__Source data__:
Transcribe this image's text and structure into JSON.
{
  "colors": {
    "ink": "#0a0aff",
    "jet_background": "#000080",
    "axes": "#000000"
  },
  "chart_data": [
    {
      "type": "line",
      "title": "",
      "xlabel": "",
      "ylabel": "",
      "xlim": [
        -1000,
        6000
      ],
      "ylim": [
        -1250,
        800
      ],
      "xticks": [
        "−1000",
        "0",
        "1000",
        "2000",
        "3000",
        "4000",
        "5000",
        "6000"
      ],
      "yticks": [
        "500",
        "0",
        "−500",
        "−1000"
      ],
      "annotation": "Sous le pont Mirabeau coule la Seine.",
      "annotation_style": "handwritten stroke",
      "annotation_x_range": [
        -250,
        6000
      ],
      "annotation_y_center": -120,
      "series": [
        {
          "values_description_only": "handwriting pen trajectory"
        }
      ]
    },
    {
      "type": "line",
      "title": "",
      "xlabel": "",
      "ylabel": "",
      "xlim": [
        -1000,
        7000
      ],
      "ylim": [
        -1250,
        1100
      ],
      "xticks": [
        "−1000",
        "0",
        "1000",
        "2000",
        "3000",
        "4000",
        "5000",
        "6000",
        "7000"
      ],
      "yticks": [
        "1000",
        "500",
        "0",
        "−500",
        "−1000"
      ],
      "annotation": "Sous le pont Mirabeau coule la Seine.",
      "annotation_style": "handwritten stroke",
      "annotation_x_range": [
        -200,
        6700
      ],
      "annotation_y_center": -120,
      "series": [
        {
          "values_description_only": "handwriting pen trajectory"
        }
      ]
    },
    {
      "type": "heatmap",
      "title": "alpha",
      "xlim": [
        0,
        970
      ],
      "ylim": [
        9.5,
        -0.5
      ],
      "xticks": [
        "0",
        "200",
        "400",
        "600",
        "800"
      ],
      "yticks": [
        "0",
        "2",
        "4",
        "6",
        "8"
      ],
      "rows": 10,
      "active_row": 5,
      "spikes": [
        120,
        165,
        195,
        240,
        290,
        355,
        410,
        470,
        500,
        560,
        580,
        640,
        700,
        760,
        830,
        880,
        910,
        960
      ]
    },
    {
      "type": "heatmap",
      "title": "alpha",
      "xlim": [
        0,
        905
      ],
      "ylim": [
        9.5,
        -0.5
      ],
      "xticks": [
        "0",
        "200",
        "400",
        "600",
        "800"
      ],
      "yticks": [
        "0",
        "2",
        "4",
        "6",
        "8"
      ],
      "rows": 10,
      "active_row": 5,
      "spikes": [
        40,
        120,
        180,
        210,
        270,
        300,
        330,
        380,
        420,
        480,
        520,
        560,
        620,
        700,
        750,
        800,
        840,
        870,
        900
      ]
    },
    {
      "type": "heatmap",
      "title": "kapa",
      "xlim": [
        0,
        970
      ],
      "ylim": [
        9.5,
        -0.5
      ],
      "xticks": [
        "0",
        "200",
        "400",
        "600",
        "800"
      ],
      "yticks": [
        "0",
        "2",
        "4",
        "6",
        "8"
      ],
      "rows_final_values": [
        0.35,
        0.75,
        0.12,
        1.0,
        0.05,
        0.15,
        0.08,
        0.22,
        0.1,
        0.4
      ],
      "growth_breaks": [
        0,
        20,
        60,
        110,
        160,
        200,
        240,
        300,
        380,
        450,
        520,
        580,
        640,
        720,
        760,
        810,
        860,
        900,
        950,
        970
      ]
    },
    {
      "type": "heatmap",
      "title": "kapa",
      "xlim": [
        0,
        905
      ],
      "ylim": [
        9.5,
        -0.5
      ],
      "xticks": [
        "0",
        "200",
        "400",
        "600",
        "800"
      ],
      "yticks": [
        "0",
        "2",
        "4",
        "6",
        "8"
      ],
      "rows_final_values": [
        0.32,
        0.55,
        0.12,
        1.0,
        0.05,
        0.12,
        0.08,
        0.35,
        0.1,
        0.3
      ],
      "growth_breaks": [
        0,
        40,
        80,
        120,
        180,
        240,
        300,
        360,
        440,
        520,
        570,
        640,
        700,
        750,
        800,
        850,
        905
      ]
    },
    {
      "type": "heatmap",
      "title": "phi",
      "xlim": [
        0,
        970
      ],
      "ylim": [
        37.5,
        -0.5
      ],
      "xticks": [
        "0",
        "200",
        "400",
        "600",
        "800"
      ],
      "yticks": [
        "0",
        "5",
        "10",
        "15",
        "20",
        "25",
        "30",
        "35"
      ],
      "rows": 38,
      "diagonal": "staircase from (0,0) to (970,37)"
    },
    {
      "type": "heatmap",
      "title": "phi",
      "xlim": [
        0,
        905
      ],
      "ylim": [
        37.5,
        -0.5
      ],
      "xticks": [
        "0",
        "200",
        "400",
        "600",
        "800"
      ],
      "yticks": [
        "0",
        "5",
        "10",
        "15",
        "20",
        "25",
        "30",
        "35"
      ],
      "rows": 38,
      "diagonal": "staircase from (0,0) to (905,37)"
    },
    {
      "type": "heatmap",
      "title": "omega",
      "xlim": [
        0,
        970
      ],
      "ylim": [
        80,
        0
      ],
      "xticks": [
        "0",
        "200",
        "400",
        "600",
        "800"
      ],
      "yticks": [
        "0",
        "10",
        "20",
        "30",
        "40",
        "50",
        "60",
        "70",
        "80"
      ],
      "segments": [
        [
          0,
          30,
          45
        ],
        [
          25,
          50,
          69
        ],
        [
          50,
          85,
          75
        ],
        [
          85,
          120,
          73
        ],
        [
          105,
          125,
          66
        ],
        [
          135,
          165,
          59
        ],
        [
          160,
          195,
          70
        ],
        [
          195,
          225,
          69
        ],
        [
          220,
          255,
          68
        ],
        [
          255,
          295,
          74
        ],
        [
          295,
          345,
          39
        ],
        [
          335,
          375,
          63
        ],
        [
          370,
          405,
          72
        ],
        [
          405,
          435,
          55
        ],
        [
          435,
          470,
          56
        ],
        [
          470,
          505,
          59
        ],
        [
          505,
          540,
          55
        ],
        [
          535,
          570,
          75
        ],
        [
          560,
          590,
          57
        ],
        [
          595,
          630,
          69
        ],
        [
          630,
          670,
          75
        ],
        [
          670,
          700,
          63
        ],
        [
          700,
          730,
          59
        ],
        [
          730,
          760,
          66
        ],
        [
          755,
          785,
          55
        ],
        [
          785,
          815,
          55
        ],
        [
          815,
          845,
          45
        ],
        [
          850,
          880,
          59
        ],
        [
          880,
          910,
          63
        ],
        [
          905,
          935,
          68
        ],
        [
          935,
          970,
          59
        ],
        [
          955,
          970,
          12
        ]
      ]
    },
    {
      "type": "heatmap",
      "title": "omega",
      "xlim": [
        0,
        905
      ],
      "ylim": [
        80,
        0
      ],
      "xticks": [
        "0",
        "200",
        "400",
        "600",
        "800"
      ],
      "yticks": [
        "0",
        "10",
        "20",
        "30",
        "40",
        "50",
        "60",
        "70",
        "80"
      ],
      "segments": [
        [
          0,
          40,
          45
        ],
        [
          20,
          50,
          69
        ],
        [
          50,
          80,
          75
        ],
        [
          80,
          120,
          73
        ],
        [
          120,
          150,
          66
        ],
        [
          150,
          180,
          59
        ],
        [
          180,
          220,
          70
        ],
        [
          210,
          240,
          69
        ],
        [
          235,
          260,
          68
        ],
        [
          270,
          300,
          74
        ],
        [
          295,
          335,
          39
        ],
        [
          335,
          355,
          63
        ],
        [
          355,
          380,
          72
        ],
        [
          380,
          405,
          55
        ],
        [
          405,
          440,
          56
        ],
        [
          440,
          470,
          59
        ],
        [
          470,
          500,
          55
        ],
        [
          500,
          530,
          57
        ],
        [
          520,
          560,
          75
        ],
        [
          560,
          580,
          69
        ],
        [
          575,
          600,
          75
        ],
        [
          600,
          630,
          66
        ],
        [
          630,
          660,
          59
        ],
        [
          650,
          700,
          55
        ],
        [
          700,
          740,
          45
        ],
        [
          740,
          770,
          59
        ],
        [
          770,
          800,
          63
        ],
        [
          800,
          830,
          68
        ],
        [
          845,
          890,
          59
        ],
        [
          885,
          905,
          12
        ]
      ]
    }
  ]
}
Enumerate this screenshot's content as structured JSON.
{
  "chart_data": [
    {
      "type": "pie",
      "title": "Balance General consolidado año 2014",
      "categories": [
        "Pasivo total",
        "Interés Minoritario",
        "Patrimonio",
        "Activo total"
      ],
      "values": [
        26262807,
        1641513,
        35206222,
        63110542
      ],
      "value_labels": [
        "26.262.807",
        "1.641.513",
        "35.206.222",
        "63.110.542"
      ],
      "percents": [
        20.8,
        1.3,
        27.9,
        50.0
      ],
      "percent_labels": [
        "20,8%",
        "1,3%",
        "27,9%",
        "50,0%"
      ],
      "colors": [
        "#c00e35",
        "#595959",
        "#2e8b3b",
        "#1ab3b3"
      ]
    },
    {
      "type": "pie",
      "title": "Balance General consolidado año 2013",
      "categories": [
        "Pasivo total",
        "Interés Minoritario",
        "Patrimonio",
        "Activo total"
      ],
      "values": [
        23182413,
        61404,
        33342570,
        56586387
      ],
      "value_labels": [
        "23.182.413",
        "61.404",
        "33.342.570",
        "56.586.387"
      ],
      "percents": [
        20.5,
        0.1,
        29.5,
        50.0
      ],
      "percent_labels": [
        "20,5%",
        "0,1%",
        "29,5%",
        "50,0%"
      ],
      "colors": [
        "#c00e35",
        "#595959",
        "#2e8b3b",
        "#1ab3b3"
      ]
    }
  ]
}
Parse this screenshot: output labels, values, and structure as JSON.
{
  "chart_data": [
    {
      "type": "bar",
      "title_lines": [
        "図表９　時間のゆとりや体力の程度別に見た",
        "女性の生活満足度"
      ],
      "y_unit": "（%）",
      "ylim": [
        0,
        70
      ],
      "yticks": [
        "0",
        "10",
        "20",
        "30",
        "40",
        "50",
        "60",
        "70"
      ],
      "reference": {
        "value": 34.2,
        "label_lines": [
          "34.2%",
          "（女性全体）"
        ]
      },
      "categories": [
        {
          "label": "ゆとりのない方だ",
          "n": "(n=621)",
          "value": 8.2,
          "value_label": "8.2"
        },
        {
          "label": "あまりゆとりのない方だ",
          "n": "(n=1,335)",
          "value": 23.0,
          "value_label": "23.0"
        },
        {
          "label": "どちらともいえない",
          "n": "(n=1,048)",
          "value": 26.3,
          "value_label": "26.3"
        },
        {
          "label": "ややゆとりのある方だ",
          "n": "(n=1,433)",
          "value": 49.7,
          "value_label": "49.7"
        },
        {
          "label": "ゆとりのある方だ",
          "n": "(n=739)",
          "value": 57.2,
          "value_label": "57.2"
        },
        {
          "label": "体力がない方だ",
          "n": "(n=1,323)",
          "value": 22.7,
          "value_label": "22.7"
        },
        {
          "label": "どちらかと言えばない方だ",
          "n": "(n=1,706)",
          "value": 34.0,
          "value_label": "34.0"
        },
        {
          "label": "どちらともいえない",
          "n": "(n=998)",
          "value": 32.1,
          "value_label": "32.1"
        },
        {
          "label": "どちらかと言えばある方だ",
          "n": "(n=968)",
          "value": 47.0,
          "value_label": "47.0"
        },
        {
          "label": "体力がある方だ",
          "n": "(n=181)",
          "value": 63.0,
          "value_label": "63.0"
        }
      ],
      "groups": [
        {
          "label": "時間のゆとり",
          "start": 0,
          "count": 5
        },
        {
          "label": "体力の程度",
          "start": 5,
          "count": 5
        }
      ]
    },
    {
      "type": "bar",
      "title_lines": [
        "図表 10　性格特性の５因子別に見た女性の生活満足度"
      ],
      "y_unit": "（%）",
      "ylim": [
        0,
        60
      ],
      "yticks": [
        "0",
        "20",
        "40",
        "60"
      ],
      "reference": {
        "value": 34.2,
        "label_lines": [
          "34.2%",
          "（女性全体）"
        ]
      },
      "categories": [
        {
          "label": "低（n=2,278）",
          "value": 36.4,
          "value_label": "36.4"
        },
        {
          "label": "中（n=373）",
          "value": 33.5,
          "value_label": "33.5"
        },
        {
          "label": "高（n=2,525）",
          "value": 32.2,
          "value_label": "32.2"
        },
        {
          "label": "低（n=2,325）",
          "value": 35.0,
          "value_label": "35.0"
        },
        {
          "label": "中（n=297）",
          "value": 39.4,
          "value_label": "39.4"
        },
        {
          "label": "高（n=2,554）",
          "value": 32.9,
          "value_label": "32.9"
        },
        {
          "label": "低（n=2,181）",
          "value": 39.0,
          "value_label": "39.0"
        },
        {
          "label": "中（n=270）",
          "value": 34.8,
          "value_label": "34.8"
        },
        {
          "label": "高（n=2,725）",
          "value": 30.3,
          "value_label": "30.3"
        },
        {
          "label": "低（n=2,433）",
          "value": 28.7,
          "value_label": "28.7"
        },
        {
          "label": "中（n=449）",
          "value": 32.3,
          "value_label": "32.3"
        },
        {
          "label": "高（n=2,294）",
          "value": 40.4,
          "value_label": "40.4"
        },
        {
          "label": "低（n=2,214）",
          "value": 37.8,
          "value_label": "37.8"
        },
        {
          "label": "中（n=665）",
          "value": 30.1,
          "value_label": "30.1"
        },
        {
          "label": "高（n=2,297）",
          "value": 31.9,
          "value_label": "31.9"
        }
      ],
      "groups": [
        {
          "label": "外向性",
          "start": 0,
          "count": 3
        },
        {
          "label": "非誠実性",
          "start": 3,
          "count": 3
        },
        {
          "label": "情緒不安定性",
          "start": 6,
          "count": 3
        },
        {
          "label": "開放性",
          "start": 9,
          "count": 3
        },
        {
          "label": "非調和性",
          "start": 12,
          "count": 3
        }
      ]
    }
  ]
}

__EXERCISE AIM__: Working from the entries above, return all lines that contain "diagonal".

__COMPLETED TASK__:
      "diagonal": "staircase from (0,0) to (970,37)"
      "diagonal": "staircase from (0,0) to (905,37)"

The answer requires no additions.